» To be done
A) From the article on the Split Enz album Frenzy, reproduce the passage starting with "Singles from Frenzy" and going on through "a pop sound.".
B) According to the article on the Split Enz album Frenzy, who did the album's cover artwork?
C) List every producer that the article on the Split Enz album Frenzy names for the album.

» Quoted passage
Studio album by Split Enz
- Released: 19 February 1979
- Recorded: July, November–December 1978
- Studios: Startling Studios (England); The Manor (Shipton-on-Cherwell, England);
- Genre: New wave
- Length: 44:55 (1979 release) 47:04 (1981 release) 58:33 (2006 release)
- Labels: Mushroom (AUS/NZ) A&M (overseas)
- Producers: Mallory Earl; David Tickle; Split Enz;

Split Enz chronology
| Dizrythmia (1977) | Frenzy (1979) | The Beginning of the Enz (1979) |

Singles from Frenzy
- "I See Red" Released: December 1978;

= Frenzy (Split Enz album) =

Frenzy is the fourth studio album by the New Zealand new wave band Split Enz. Frenzy ventured further beyond the band's art rock roots to more of a pop sound.

The album is notable for featuring Neil Finn's first lead vocals, on the tracks "Give It a Whirl" and "Master Plan".

Professional ratings
Review scores
| Source | Rating |
| AllMusic | Star |

==Details==
The album was primarily recorded at The Manor Studios in England between November and December in 1978; however, the song "I See Red" had already been recorded at Startling Studios (also in England) in July 1978.

There was a long delay between the writing of the songs and the recording. Tim Finn said, "We'd been waiting nearly a year to do it so we'd done all the demos, rehearsed it and written new songs. We'd been waiting too long. There's so much material. The album has twelve songs, but by the time we'd recorded it we'd written fifty more."

The song "Abu Dhabi" created controversy due to the use of phrases such as "greedy westerners" and "oil barons", considered to be racist by some. As a result, the song's vocals were mixed softly, the offensive lyrics were not printed anywhere on the album and with the exception of a few shouts of 'Abu Dhabi' left in, completely mixed out of the 2006 remix of the track.

The cover artwork was done by the band's then lighting director, Raewyn Turner. Tim Finn said, "We deliberately wanted something of us without the costumes. There's no need to promote our image anymore – it's our music that needs to be promoted".

» Information supplied
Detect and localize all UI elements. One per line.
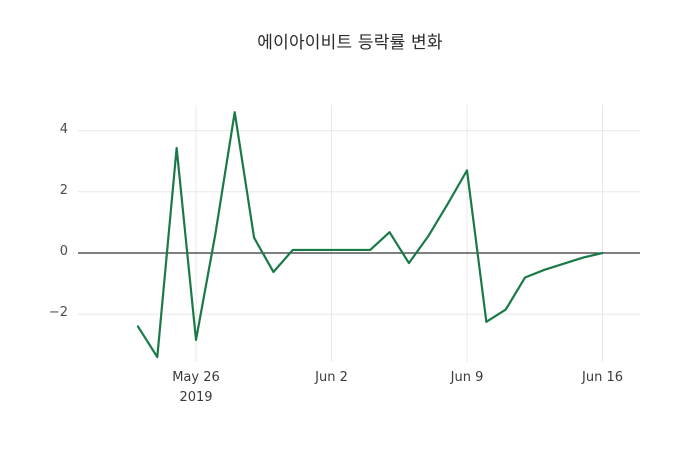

» Expected outputs
A)
Singles from Frenzy
- "I See Red" Released: December 1978;

= Frenzy (Split Enz album) =

Frenzy is the fourth studio album by the New Zealand new wave band Split Enz. Frenzy ventured further beyond the band's art rock roots to more of a pop sound.

B) Raewyn Turner, the band's then lighting director, did the cover artwork.

C) Mallory Earl, David Tickle, Split Enz